___ Source data

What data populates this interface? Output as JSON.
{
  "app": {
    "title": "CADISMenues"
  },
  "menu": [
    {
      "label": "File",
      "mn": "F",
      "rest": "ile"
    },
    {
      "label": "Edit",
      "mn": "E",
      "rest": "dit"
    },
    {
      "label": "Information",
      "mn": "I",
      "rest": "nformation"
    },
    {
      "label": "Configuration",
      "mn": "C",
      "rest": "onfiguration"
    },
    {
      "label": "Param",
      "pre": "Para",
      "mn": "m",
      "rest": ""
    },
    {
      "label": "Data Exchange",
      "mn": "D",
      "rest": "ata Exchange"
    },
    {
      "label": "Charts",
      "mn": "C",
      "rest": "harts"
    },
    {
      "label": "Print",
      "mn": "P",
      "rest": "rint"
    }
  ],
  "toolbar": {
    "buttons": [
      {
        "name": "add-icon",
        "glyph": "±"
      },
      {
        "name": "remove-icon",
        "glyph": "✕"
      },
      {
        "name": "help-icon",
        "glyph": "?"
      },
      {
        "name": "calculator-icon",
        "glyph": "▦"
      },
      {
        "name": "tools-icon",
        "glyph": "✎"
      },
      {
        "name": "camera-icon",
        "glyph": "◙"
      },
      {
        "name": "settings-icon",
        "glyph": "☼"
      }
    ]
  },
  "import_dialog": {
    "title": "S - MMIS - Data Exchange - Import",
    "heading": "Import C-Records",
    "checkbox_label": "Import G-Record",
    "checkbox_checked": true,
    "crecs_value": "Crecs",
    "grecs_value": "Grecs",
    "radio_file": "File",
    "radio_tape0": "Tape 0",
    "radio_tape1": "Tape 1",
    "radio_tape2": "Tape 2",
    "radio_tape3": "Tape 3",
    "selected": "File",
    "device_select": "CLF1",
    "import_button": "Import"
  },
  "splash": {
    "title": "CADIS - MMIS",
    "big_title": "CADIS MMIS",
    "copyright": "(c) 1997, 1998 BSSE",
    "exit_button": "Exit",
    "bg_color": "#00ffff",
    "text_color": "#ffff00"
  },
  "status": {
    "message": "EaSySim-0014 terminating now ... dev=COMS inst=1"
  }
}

______
___ Source data

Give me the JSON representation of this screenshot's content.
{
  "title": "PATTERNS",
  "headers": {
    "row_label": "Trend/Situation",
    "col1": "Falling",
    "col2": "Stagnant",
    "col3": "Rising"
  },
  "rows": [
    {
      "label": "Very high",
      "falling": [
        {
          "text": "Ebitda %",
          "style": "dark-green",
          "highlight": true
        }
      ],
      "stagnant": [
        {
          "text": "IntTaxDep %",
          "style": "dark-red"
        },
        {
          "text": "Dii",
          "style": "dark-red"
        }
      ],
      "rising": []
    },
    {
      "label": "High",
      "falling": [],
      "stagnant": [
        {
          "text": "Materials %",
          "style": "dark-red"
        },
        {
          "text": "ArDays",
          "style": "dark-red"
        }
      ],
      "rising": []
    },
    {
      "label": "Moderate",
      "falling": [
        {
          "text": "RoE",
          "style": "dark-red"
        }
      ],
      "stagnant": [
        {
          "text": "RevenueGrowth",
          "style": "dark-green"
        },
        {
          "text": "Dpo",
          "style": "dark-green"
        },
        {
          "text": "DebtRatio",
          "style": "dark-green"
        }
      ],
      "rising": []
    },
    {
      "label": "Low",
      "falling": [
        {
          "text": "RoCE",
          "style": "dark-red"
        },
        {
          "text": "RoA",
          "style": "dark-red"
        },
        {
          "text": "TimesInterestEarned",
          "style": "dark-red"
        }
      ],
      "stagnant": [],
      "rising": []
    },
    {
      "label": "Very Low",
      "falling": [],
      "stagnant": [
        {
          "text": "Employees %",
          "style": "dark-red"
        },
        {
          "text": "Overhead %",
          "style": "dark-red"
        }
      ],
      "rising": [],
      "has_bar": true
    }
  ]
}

______

What this task involves » Say how many lines hold the word "name", giving the number and nothing else.

Task answer » 7